TASK ITEM: Set down all of the data exactly. Pictures stay out of the copy.

MATERIAL PROVIDED below:

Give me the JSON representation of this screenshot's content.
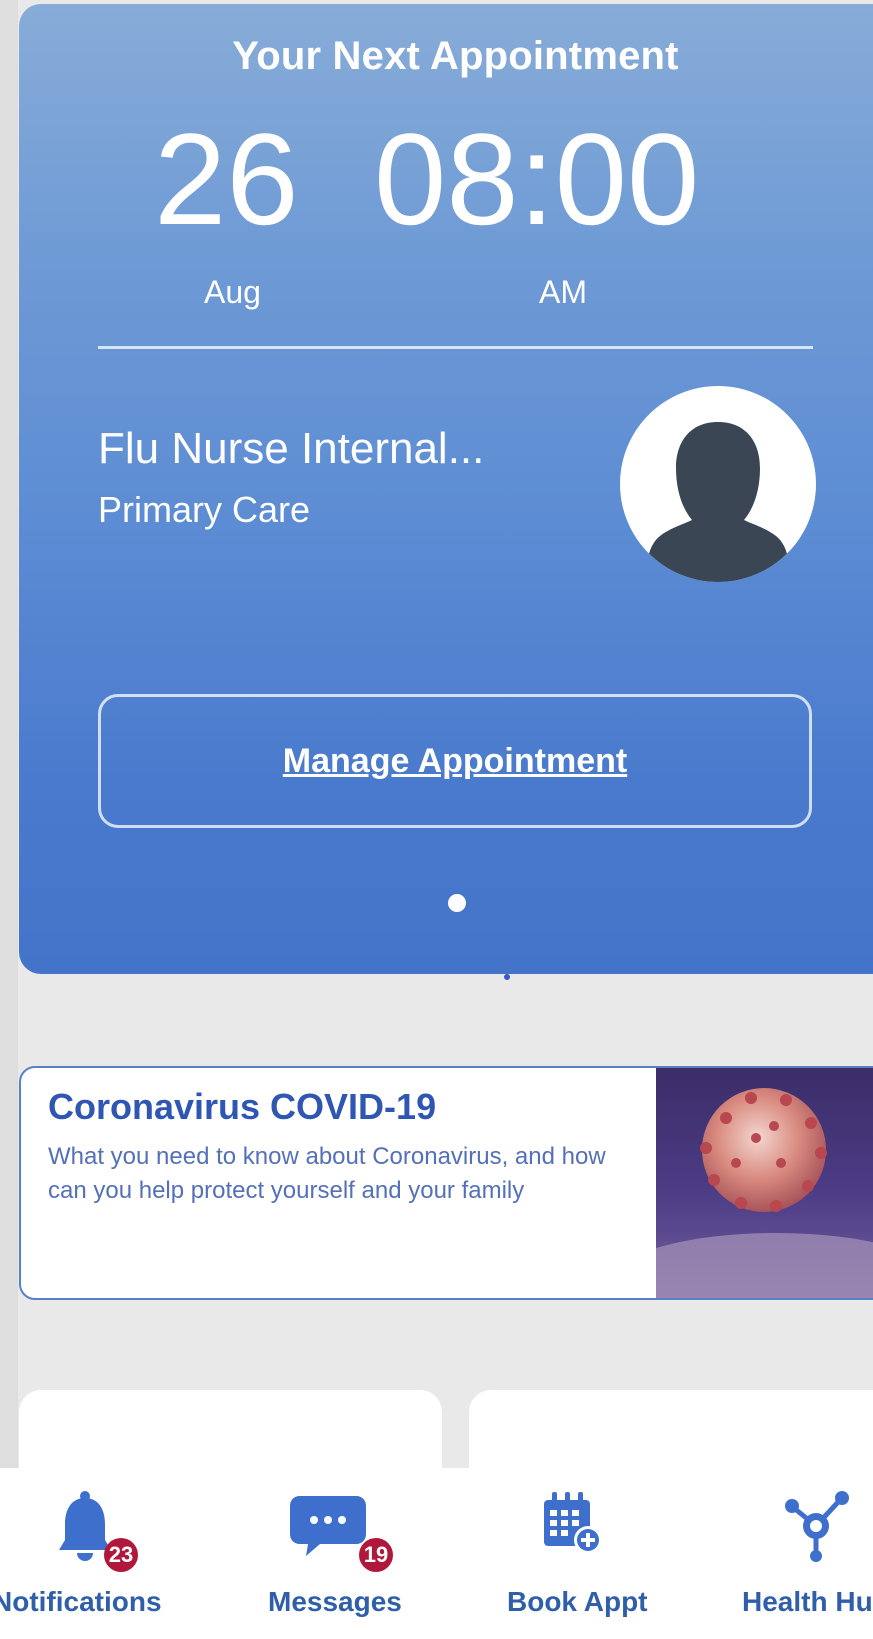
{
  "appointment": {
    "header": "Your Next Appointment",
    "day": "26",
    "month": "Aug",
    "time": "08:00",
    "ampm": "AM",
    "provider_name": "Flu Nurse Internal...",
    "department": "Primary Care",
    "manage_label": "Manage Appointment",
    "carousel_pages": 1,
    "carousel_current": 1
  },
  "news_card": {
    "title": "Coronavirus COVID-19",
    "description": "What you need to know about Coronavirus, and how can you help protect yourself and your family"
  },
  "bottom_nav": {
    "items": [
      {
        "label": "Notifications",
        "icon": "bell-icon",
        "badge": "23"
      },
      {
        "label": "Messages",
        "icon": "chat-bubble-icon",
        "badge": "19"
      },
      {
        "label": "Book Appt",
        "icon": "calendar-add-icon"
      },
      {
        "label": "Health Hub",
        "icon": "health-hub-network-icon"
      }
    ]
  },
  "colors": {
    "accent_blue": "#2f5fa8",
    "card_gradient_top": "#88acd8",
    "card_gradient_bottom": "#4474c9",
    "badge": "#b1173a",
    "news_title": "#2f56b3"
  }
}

End of MATERIAL PROVIDED.

YOUR RESPONSE:
Give me the JSON representation of this screenshot's content.
{
  "appointment": {
    "header": "Your Next Appointment",
    "day": "26",
    "month": "Aug",
    "time": "08:00",
    "ampm": "AM",
    "provider_name": "Flu Nurse Internal...",
    "department": "Primary Care",
    "manage_label": "Manage Appointment",
    "carousel_pages": 1,
    "carousel_current": 1
  },
  "news_card": {
    "title": "Coronavirus COVID-19",
    "description": "What you need to know about Coronavirus, and how can you help protect yourself and your family"
  },
  "bottom_nav": {
    "items": [
      {
        "label": "Notifications",
        "icon": "bell-icon",
        "badge": "23"
      },
      {
        "label": "Messages",
        "icon": "chat-bubble-icon",
        "badge": "19"
      },
      {
        "label": "Book Appt",
        "icon": "calendar-add-icon"
      },
      {
        "label": "Health Hub",
        "icon": "health-hub-network-icon"
      }
    ]
  },
  "colors": {
    "accent_blue": "#2f5fa8",
    "card_gradient_top": "#88acd8",
    "card_gradient_bottom": "#4474c9",
    "badge": "#b1173a",
    "news_title": "#2f56b3"
  }
}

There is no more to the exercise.